Copy out every line exactly as given.

--- Listing ---
------------------------------------

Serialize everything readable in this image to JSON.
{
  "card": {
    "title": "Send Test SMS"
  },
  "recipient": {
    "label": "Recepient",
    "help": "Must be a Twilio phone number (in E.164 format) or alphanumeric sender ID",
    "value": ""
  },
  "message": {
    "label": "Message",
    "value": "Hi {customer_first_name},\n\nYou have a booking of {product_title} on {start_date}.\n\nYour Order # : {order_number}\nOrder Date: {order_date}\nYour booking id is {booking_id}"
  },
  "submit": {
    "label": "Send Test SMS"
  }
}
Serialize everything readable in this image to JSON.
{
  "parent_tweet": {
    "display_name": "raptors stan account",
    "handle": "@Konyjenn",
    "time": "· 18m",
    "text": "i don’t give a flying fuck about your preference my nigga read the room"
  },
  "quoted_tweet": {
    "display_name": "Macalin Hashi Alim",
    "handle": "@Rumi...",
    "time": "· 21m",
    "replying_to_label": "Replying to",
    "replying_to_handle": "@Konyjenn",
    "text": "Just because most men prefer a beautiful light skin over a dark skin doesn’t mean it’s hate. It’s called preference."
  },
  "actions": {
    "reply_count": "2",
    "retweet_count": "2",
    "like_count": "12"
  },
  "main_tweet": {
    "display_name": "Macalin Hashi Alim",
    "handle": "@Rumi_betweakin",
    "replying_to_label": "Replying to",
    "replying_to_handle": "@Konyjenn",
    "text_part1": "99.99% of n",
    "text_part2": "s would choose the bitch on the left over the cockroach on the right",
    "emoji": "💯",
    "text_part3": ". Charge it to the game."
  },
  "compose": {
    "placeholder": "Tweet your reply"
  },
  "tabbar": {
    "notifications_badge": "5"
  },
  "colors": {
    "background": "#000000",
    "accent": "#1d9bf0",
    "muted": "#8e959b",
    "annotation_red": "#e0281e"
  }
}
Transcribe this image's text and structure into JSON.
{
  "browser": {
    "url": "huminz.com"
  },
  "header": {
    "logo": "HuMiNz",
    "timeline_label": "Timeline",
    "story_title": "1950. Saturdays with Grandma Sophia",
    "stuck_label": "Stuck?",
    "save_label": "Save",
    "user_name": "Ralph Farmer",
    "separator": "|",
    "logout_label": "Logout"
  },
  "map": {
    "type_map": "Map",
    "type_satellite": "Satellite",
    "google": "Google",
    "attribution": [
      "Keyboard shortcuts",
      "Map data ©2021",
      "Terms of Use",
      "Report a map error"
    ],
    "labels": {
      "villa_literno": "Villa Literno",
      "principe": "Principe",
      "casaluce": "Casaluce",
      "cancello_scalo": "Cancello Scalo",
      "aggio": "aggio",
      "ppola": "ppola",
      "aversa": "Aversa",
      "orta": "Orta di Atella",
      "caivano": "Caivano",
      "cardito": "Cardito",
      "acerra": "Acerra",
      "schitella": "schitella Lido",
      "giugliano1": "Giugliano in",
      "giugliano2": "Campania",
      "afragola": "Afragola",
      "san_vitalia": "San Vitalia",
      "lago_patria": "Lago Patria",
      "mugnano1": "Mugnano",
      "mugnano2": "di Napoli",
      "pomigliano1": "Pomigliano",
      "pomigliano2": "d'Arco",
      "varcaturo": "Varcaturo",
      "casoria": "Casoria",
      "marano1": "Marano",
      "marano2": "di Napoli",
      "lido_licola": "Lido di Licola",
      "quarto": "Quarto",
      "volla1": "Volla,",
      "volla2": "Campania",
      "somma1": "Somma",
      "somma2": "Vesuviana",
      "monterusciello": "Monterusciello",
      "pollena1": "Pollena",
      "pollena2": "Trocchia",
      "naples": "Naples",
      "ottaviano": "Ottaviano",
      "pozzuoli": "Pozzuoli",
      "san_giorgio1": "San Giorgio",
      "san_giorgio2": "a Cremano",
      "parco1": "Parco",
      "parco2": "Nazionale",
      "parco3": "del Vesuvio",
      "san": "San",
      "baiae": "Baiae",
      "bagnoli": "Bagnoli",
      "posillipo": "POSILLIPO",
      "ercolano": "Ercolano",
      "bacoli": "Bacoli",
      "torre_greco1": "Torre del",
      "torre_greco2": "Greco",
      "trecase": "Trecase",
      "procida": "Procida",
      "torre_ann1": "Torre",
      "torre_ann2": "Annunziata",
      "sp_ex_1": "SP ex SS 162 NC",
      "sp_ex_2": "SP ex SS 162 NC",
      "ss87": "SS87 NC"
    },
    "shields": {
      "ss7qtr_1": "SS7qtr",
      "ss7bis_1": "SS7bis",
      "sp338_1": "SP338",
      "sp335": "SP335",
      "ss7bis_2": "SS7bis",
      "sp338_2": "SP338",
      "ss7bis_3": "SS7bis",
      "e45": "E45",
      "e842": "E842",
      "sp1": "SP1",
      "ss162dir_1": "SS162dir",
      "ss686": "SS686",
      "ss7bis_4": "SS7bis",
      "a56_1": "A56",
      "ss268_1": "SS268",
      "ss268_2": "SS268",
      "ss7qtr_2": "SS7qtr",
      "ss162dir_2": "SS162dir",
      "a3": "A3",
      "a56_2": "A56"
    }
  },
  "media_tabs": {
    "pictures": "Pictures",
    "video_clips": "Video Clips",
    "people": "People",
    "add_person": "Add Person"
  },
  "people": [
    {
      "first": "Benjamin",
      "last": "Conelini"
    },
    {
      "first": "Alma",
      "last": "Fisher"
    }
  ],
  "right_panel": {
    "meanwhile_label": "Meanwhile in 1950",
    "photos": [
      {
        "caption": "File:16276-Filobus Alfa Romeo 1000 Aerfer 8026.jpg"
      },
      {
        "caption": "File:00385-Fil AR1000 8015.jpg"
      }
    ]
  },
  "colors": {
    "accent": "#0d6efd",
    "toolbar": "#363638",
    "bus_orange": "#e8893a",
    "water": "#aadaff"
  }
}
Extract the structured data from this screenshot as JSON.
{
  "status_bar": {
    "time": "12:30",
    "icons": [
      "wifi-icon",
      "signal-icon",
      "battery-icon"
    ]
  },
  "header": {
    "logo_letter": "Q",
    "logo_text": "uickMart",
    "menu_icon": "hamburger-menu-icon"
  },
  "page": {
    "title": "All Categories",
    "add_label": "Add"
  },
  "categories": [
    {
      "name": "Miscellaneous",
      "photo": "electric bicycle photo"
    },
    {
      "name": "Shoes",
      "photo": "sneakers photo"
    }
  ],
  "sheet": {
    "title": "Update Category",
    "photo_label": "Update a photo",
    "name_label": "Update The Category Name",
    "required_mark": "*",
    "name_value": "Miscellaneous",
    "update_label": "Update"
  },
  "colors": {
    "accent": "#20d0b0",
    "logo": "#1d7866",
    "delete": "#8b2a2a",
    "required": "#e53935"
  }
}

------------------------------------

--- In response ---
Serialize everything readable in this image to JSON.
{
  "card": {
    "title": "Send Test SMS"
  },
  "recipient": {
    "label": "Recepient",
    "help": "Must be a Twilio phone number (in E.164 format) or alphanumeric sender ID",
    "value": ""
  },
  "message": {
    "label": "Message",
    "value": "Hi {customer_first_name},\n\nYou have a booking of {product_title} on {start_date}.\n\nYour Order # : {order_number}\nOrder Date: {order_date}\nYour booking id is {booking_id}"
  },
  "submit": {
    "label": "Send Test SMS"
  }
}
Serialize everything readable in this image to JSON.
{
  "parent_tweet": {
    "display_name": "raptors stan account",
    "handle": "@Konyjenn",
    "time": "· 18m",
    "text": "i don’t give a flying fuck about your preference my nigga read the room"
  },
  "quoted_tweet": {
    "display_name": "Macalin Hashi Alim",
    "handle": "@Rumi...",
    "time": "· 21m",
    "replying_to_label": "Replying to",
    "replying_to_handle": "@Konyjenn",
    "text": "Just because most men prefer a beautiful light skin over a dark skin doesn’t mean it’s hate. It’s called preference."
  },
  "actions": {
    "reply_count": "2",
    "retweet_count": "2",
    "like_count": "12"
  },
  "main_tweet": {
    "display_name": "Macalin Hashi Alim",
    "handle": "@Rumi_betweakin",
    "replying_to_label": "Replying to",
    "replying_to_handle": "@Konyjenn",
    "text_part1": "99.99% of n",
    "text_part2": "s would choose the bitch on the left over the cockroach on the right",
    "emoji": "💯",
    "text_part3": ". Charge it to the game."
  },
  "compose": {
    "placeholder": "Tweet your reply"
  },
  "tabbar": {
    "notifications_badge": "5"
  },
  "colors": {
    "background": "#000000",
    "accent": "#1d9bf0",
    "muted": "#8e959b",
    "annotation_red": "#e0281e"
  }
}
Transcribe this image's text and structure into JSON.
{
  "browser": {
    "url": "huminz.com"
  },
  "header": {
    "logo": "HuMiNz",
    "timeline_label": "Timeline",
    "story_title": "1950. Saturdays with Grandma Sophia",
    "stuck_label": "Stuck?",
    "save_label": "Save",
    "user_name": "Ralph Farmer",
    "separator": "|",
    "logout_label": "Logout"
  },
  "map": {
    "type_map": "Map",
    "type_satellite": "Satellite",
    "google": "Google",
    "attribution": [
      "Keyboard shortcuts",
      "Map data ©2021",
      "Terms of Use",
      "Report a map error"
    ],
    "labels": {
      "villa_literno": "Villa Literno",
      "principe": "Principe",
      "casaluce": "Casaluce",
      "cancello_scalo": "Cancello Scalo",
      "aggio": "aggio",
      "ppola": "ppola",
      "aversa": "Aversa",
      "orta": "Orta di Atella",
      "caivano": "Caivano",
      "cardito": "Cardito",
      "acerra": "Acerra",
      "schitella": "schitella Lido",
      "giugliano1": "Giugliano in",
      "giugliano2": "Campania",
      "afragola": "Afragola",
      "san_vitalia": "San Vitalia",
      "lago_patria": "Lago Patria",
      "mugnano1": "Mugnano",
      "mugnano2": "di Napoli",
      "pomigliano1": "Pomigliano",
      "pomigliano2": "d'Arco",
      "varcaturo": "Varcaturo",
      "casoria": "Casoria",
      "marano1": "Marano",
      "marano2": "di Napoli",
      "lido_licola": "Lido di Licola",
      "quarto": "Quarto",
      "volla1": "Volla,",
      "volla2": "Campania",
      "somma1": "Somma",
      "somma2": "Vesuviana",
      "monterusciello": "Monterusciello",
      "pollena1": "Pollena",
      "pollena2": "Trocchia",
      "naples": "Naples",
      "ottaviano": "Ottaviano",
      "pozzuoli": "Pozzuoli",
      "san_giorgio1": "San Giorgio",
      "san_giorgio2": "a Cremano",
      "parco1": "Parco",
      "parco2": "Nazionale",
      "parco3": "del Vesuvio",
      "san": "San",
      "baiae": "Baiae",
      "bagnoli": "Bagnoli",
      "posillipo": "POSILLIPO",
      "ercolano": "Ercolano",
      "bacoli": "Bacoli",
      "torre_greco1": "Torre del",
      "torre_greco2": "Greco",
      "trecase": "Trecase",
      "procida": "Procida",
      "torre_ann1": "Torre",
      "torre_ann2": "Annunziata",
      "sp_ex_1": "SP ex SS 162 NC",
      "sp_ex_2": "SP ex SS 162 NC",
      "ss87": "SS87 NC"
    },
    "shields": {
      "ss7qtr_1": "SS7qtr",
      "ss7bis_1": "SS7bis",
      "sp338_1": "SP338",
      "sp335": "SP335",
      "ss7bis_2": "SS7bis",
      "sp338_2": "SP338",
      "ss7bis_3": "SS7bis",
      "e45": "E45",
      "e842": "E842",
      "sp1": "SP1",
      "ss162dir_1": "SS162dir",
      "ss686": "SS686",
      "ss7bis_4": "SS7bis",
      "a56_1": "A56",
      "ss268_1": "SS268",
      "ss268_2": "SS268",
      "ss7qtr_2": "SS7qtr",
      "ss162dir_2": "SS162dir",
      "a3": "A3",
      "a56_2": "A56"
    }
  },
  "media_tabs": {
    "pictures": "Pictures",
    "video_clips": "Video Clips",
    "people": "People",
    "add_person": "Add Person"
  },
  "people": [
    {
      "first": "Benjamin",
      "last": "Conelini"
    },
    {
      "first": "Alma",
      "last": "Fisher"
    }
  ],
  "right_panel": {
    "meanwhile_label": "Meanwhile in 1950",
    "photos": [
      {
        "caption": "File:16276-Filobus Alfa Romeo 1000 Aerfer 8026.jpg"
      },
      {
        "caption": "File:00385-Fil AR1000 8015.jpg"
      }
    ]
  },
  "colors": {
    "accent": "#0d6efd",
    "toolbar": "#363638",
    "bus_orange": "#e8893a",
    "water": "#aadaff"
  }
}
Extract the structured data from this screenshot as JSON.
{
  "status_bar": {
    "time": "12:30",
    "icons": [
      "wifi-icon",
      "signal-icon",
      "battery-icon"
    ]
  },
  "header": {
    "logo_letter": "Q",
    "logo_text": "uickMart",
    "menu_icon": "hamburger-menu-icon"
  },
  "page": {
    "title": "All Categories",
    "add_label": "Add"
  },
  "categories": [
    {
      "name": "Miscellaneous",
      "photo": "electric bicycle photo"
    },
    {
      "name": "Shoes",
      "photo": "sneakers photo"
    }
  ],
  "sheet": {
    "title": "Update Category",
    "photo_label": "Update a photo",
    "name_label": "Update The Category Name",
    "required_mark": "*",
    "name_value": "Miscellaneous",
    "update_label": "Update"
  },
  "colors": {
    "accent": "#20d0b0",
    "logo": "#1d7866",
    "delete": "#8b2a2a",
    "required": "#e53935"
  }
}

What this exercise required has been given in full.